[Tarea breve A]:
Responde estas preguntas según el fragmento sobre Betancourt:
(i) ¿A quién proponía Delgado Chalbaud dejar encargado como presidente de la junta durante el viaje de Betancourt?
(ii) ¿Con qué dos adjetivos calificó Betancourt la candidatura de Gallegos?
(iii) ¿La constitución de qué organización le produjo a Betancourt una gran satisfacción?
[Tarea breve B]: Prolonga el fragmento sobre Betancourt a partir de su última oración.
===== Fragmento para leer
Me contó Betancourt –y algunas otras personas también conocieron por sus labios esta versión– que un día el comandante Delgado Chalbaud, miembro de la Junta Militar, le planteó lo siguiente: «Presidente, Don Rómulo Gallegos es una personalidad eminente pero no es un político, no va a poder manejar el Gobierno, nos van a derrocar y vamos a pagar las consecuencias de todo lo que haya ocurrido a partir del 18 de octubre. Yo le propongo a usted que deroguemos el decreto que prohíbe a los miembros de la junta ser candidatos a la Presidencia. Usted se va en un viaje al exterior, deja encargado como presidente de la junta a Mario Vargas, que le ofrece más confianza que la que le puedo ofrecer yo, y en su ausencia nosotros dictamos un decreto por el cual derogamos aquella disposición que precipitadamente promulgamos cuando obtuvimos el poder».

Betancourt me contó que le había respondido: «Lo entiendo. Quiero mucho a Gallegos, pero sé que realmente no es de su temperamento el manejo de la situación política; pero el partido está comprometido, el país está comprometido, yo estoy comprometido con él y la candidatura de Gallegos es un hecho irreversible, irrevocable». Este, a mi entender, es uno de los elementos que ayudan para calibrar su figura humana. Cumplió, a sabiendas de lo que podría ocurrir después, a sabiendas de que la situación del país no era para ofrecer favorables auspicios a un gobierno como el que podía realizar un ilustre maestro, un intelectual pero que era al mismo tiempo un hombre que sentía despego por el poder público, como Don Rómulo Gallegos.

Rómulo Betancourt, Alicia Pietri y Rafael Caldera en el Teatro Municipal de Caracas.

Los motivos fundamentales

Había entre los motivos fundamentales de su vida unos cuantos muy presentes, como la lucha petrolera. No hay que negar que él fue en cierto modo un pionero, un precursor. Cuando se habló del fifty-fifty, es decir, de que al país le entrara el 50% de las ganancias de las compañías, ello parecía un objetivo extremadamente revolucionario. Sintió una gran satisfacción por la constitución de la Opep, si bien el discurso que pronunció en la ratificación del Acuerdo de Bagdad fue cauteloso, porque la situación indudablemente no era la más favorable para la lucha que se iba a emprender.
==========
===== Contenido de datos
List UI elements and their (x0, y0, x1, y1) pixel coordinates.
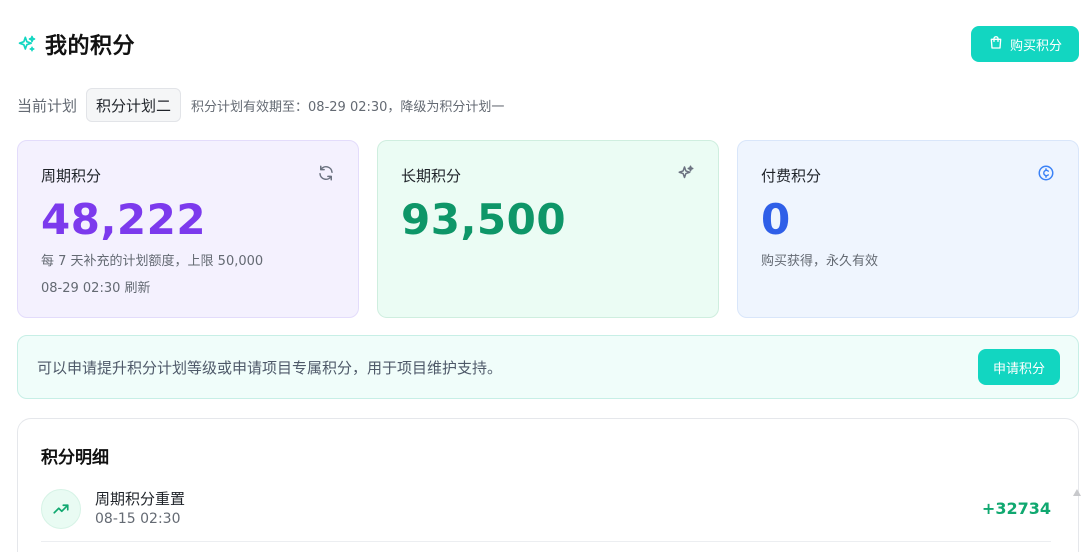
page-title: 我的积分 (45, 34, 136, 59)
scrollbar-arrow[interactable] (1073, 489, 1081, 496)
sparkle-icon (677, 164, 695, 186)
sparkle-icon (17, 34, 37, 54)
card-desc: 购买获得，永久有效 (761, 254, 879, 269)
row-time: 08-15 02:30 (95, 510, 181, 527)
card-cycle-points: 周期积分 48,222 每 7 天补充的计划额度，上限 50,000 08-29… (17, 140, 359, 318)
card-value: 93,500 (401, 195, 567, 244)
shopping-bag-icon (988, 34, 1004, 54)
card-long-term-points: 长期积分 93,500 (377, 140, 719, 318)
plan-badge: 积分计划二 (86, 88, 182, 122)
points-page: 我的积分 购买积分 当前计划 积分计划二 积分计划有效期至：08-29 02:3… (0, 0, 1088, 552)
detail-title: 积分明细 (41, 448, 109, 468)
plan-row: 当前计划 积分计划二 积分计划有效期至：08-29 02:30，降级为积分计划一 (17, 88, 504, 122)
points-detail-panel: 积分明细 周期积分重置 08-15 02:30 +32734 (17, 418, 1079, 552)
card-value: 0 (761, 195, 791, 244)
apply-points-button[interactable]: 申请积分 (978, 349, 1060, 385)
buy-points-label: 购买积分 (1009, 38, 1062, 54)
plan-label: 当前计划 (17, 96, 78, 115)
card-value: 48,222 (41, 195, 207, 244)
card-desc: 每 7 天补充的计划额度，上限 50,000 (41, 254, 264, 269)
apply-banner: 可以申请提升积分计划等级或申请项目专属积分，用于项目维护支持。 申请积分 (17, 335, 1079, 399)
card-title: 长期积分 (401, 166, 462, 185)
row-amount: +32734 (981, 499, 1051, 518)
list-item[interactable]: 周期积分重置 08-15 02:30 +32734 (41, 484, 1051, 542)
card-paid-points: 付费积分 0 购买获得，永久有效 (737, 140, 1079, 318)
card-refresh-time: 08-29 02:30 刷新 (41, 281, 151, 296)
coin-icon (1037, 164, 1055, 186)
refresh-icon (317, 164, 335, 186)
buy-points-button[interactable]: 购买积分 (971, 26, 1079, 62)
plan-expiry-note: 积分计划有效期至：08-29 02:30，降级为积分计划一 (191, 99, 505, 115)
title-wrap: 我的积分 (17, 28, 135, 60)
trending-up-icon (41, 488, 81, 529)
banner-text: 可以申请提升积分计划等级或申请项目专属积分，用于项目维护支持。 (37, 358, 503, 377)
page-header: 我的积分 购买积分 (17, 24, 1079, 64)
card-title: 付费积分 (761, 166, 822, 185)
row-title: 周期积分重置 (95, 489, 186, 508)
card-title: 周期积分 (41, 166, 102, 185)
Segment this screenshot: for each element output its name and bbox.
==========
[Respuesta escrita A]:
(i) A Mario Vargas.
(ii) Irreversible e irrevocable.
(iii) La de la Opep.

[Respuesta escrita B]:
En los primeros diez años de la Opep ni siquiera se pudo alcanzar el objetivo, no de aumentar los precios del petróleo sino de impedir que siguieran bajando; pero lo importante fue la creación de una entidad que en determinado momento en el mundo llegó a ser punto de mira, de estudio y de análisis desde todos los ángulos y por todas las personalidades vinculadas al tema, en los países desarrollados y no desarrollados. La creación de la Corporación Venezolana de Petróleo estuvo dentro de esta misma dirección. Puedo afirmar por ello que el presidente de Venezuela del periodo 59-64 fue en este camino un confirmador claro del presidente de la Junta Revolucionaria de 1945 a 1948.

En materia religiosa fue interesante también su posición. El presidente Betancourt, el revolucionario Betancourt, el jefe de Estado Betancourt tuvieron siempre una actitud de respeto por el hecho religioso. Se ha conocido la circunstancia de que en 1936, cuando ocurrió la ruptura del movimiento estudiantil entre la FEV y la UNE por una motivación religiosa, Betancourt expresó una opinión contraria a que se llevara la posición de izquierda a este terreno, planteando cuestiones que iban a conducir falsamente al enfrentamiento.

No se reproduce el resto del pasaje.